>> begin Input records

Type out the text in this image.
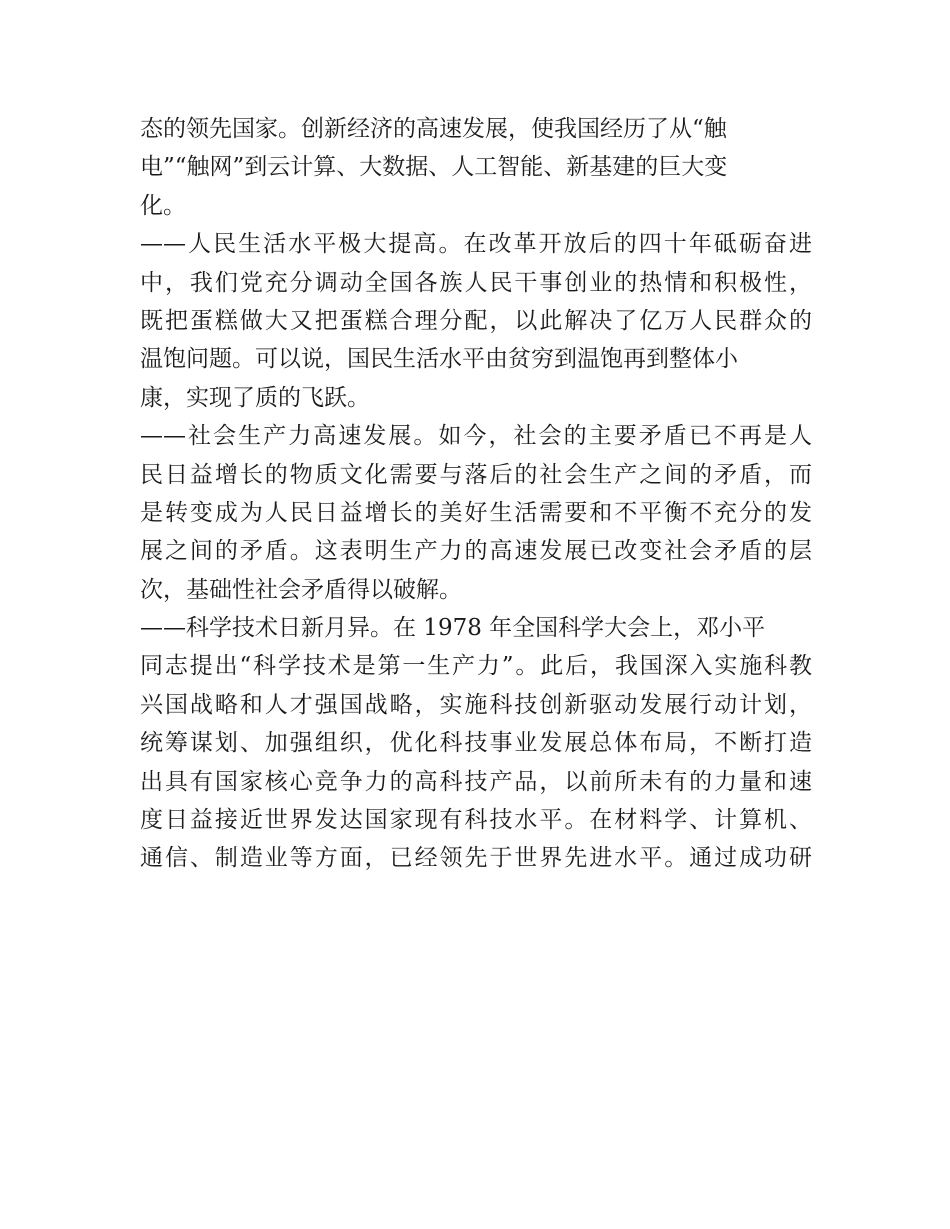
态的领先国家。创新经济的高速发展，使我国经历了从“触
电”“触网”到云计算、大数据、人工智能、新基建的巨大变
化。
——人民生活水平极大提高。在改革开放后的四十年砥砺奋进
中，我们党充分调动全国各族人民干事创业的热情和积极性，
既把蛋糕做大又把蛋糕合理分配，以此解决了亿万人民群众的
温饱问题。可以说，国民生活水平由贫穷到温饱再到整体小
康，实现了质的飞跃。
——社会生产力高速发展。如今，社会的主要矛盾已不再是人
民日益增长的物质文化需要与落后的社会生产之间的矛盾，而
是转变成为人民日益增长的美好生活需要和不平衡不充分的发
展之间的矛盾。这表明生产力的高速发展已改变社会矛盾的层
次，基础性社会矛盾得以破解。
——科学技术日新月异。在 1978 年全国科学大会上，邓小平
同志提出“科学技术是第一生产力”。此后，我国深入实施科教
兴国战略和人才强国战略，实施科技创新驱动发展行动计划，
统筹谋划、加强组织，优化科技事业发展总体布局，不断打造
出具有国家核心竞争力的高科技产品，以前所未有的力量和速
度日益接近世界发达国家现有科技水平。在材料学、计算机、
通信、制造业等方面，已经领先于世界先进水平。通过成功研
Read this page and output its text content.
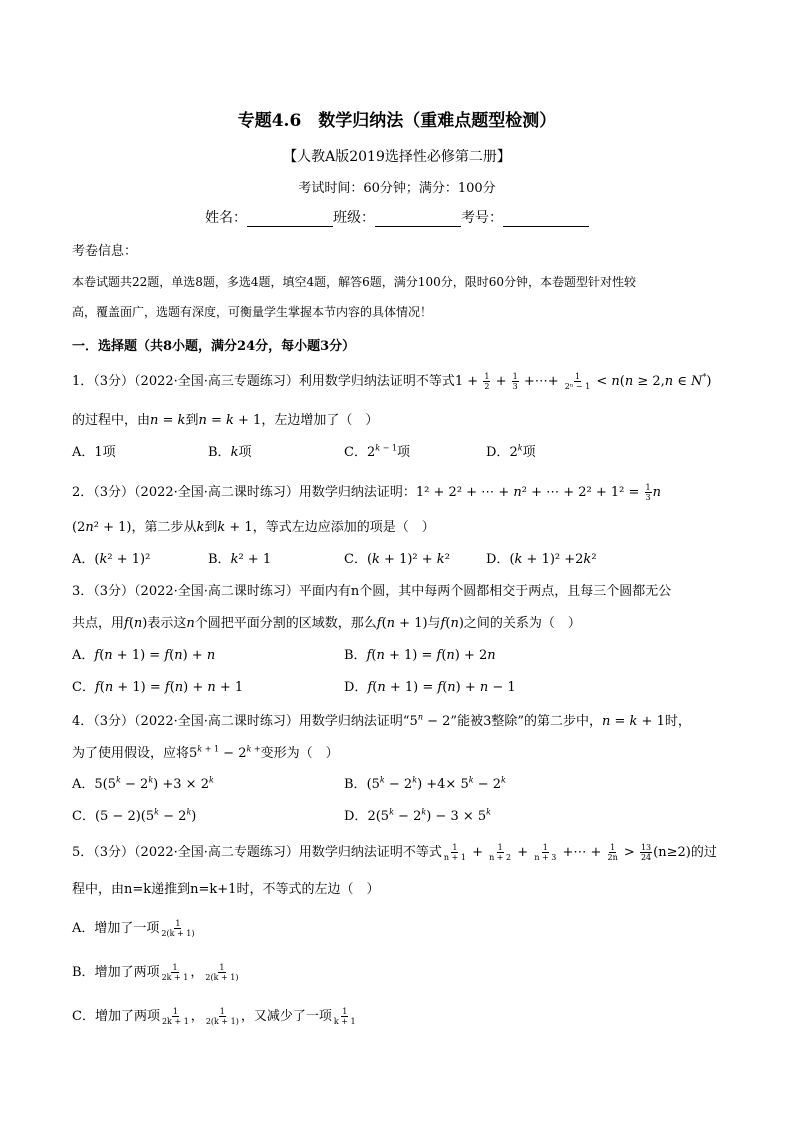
专题4.6　数学归纳法（重难点题型检测）
【人教A版2019选择性必修第二册】
考试时间：60分钟；满分：100分
姓名：	班级：	考号：
考卷信息：
本卷试题共22题，单选8题，多选4题，填空4题，解答6题，满分100分，限时60分钟，本卷题型针对性较
高，覆盖面广，选题有深度，可衡量学生掌握本节内容的具体情况！
一．选择题（共8小题，满分24分，每小题3分）
1．（3分）（2022·全国·高三专题练习）利用数学归纳法证明不等式$1 + \frac{1}{2} + \frac{1}{3}$ +⋯+ $\frac{1}{\text{2ⁿ − 1}} < n(n \ge 2,n$ ∈ N*)
的过程中，由n = k到n = k + 1，左边增加了（　）
A．1项	B．k项	C．$2^{k - 1}$项	D．2$^k$项
2．（3分）（2022·全国·高二课时练习）用数学归纳法证明：1² + 2² + ⋯ + n² + ⋯ + $2^2 + 1^2 = \frac{1}{3}$ n
(2n² + 1)，第二步从k到k + 1，等式左边应添加的项是（　）
A．(k² + 1)²	B．k² + 1	C．(k + 1)² + k²	D．(k + 1)² +2k²
3．（3分）（2022·全国·高二课时练习）平面内有n个圆，其中每两个圆都相交于两点，且每三个圆都无公
共点，用f(n)表示这n个圆把平面分割的区域数，那么f(n + 1)与f(n)之间的关系为（　）
A．f(n + 1) = f(n) + n	B．f(n + 1) = f(n) + 2n
C．f(n + 1) = f(n) + n + 1	D．f(n + 1) = f(n) + n − 1
4．（3分）（2022·全国·高二课时练习）用数学归纳法证明“$5^n - 2$”能被3整除”的第二步中，n = k + 1时，
为了使用假设，应将$5^{k + 1} - 2^{k +}$变形为（　）
A．$5(5^k - 2^k) +3 \times 2^k$	B．$(5^k - 2^k) +4\times 5^k - 2^k$
C．$(5 - 2)(5^k - 2^k)$	D．$2(5^k - 2^k) - 3 \times 5^k$
5．（3分）（2022·全国·高二专题练习）用数学归纳法证明不等式 $\frac{1}{n + 1} + \frac{1}{n + 2} + \frac{1}{n + 3}$ +⋯ + $\frac{1}{2n} > \frac{13}{24} (n\ge 2)$的过
程中，由n=k递推到n=k+1时，不等式的左边（　）
A．增加了一项 $\frac{1}{2(k + 1)}$
B．增加了两项 $\frac{1}{2k + 1}$ ， $\frac{1}{2(k + 1)}$
C．增加了两项 $\frac{1}{2k + 1}$ ， $\frac{1}{2(k + 1)}$ ，又减少了一项 $\frac{1}{k + 1}$
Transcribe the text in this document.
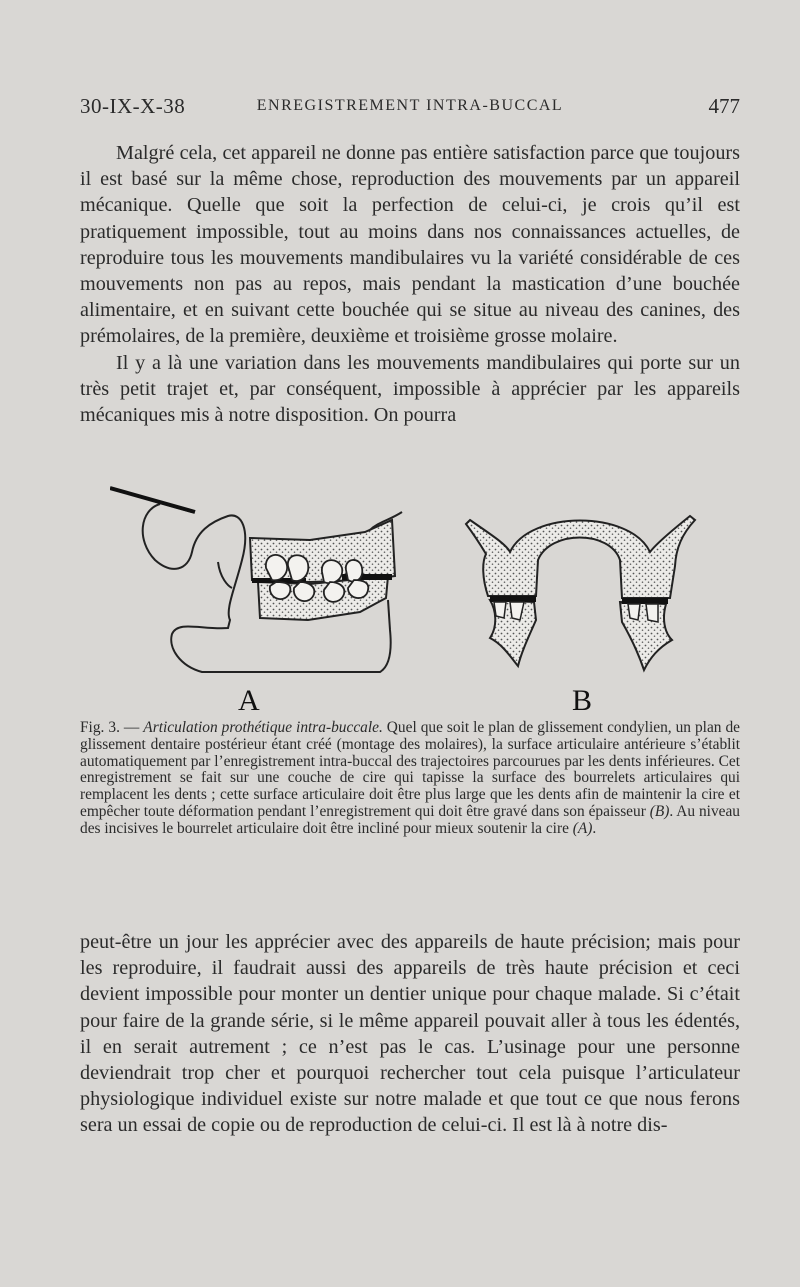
30-IX-X-38	ENREGISTREMENT INTRA-BUCCAL	477

Malgré cela, cet appareil ne donne pas entière satisfaction parce que toujours il est basé sur la même chose, reproduction des mouvements par un appareil mécanique. Quelle que soit la perfection de celui-ci, je crois qu’il est pratiquement impossible, tout au moins dans nos connaissances actuelles, de reproduire tous les mouvements mandibulaires vu la variété considérable de ces mouvements non pas au repos, mais pendant la mastication d’une bouchée alimentaire, et en suivant cette bouchée qui se situe au niveau des canines, des prémolaires, de la première, deuxième et troisième grosse molaire.

Il y a là une variation dans les mouvements mandibulaires qui porte sur un très petit trajet et, par conséquent, impossible à apprécier par les appareils mécaniques mis à notre disposition. On pourra

A	B
Fig. 3. — Articulation prothétique intra-buccale. Quel que soit le plan de glissement condylien, un plan de glissement dentaire postérieur étant créé (montage des molaires), la surface articulaire antérieure s’établit automatiquement par l’enregistrement intra-buccal des trajectoires parcourues par les dents inférieures. Cet enregistrement se fait sur une couche de cire qui tapisse la surface des bourrelets articulaires qui remplacent les dents ; cette surface articulaire doit être plus large que les dents afin de maintenir la cire et empêcher toute déformation pendant l’enregistrement qui doit être gravé dans son épaisseur (B). Au niveau des incisives le bourrelet articulaire doit être incliné pour mieux soutenir la cire (A).

peut-être un jour les apprécier avec des appareils de haute précision; mais pour les reproduire, il faudrait aussi des appareils de très haute précision et ceci devient impossible pour monter un dentier unique pour chaque malade. Si c’était pour faire de la grande série, si le même appareil pouvait aller à tous les édentés, il en serait autrement ; ce n’est pas le cas. L’usinage pour une personne deviendrait trop cher et pourquoi rechercher tout cela puisque l’articulateur physiologique individuel existe sur notre malade et que tout ce que nous ferons sera un essai de copie ou de reproduction de celui-ci. Il est là à notre dis-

>> end Input records

From the entries above, extract each line containing "增加了两项".

**Exercise output**
B．增加了两项 $\frac{1}{2k + 1}$ ， $\frac{1}{2(k + 1)}$
C．增加了两项 $\frac{1}{2k + 1}$ ， $\frac{1}{2(k + 1)}$ ，又减少了一项 $\frac{1}{k + 1}$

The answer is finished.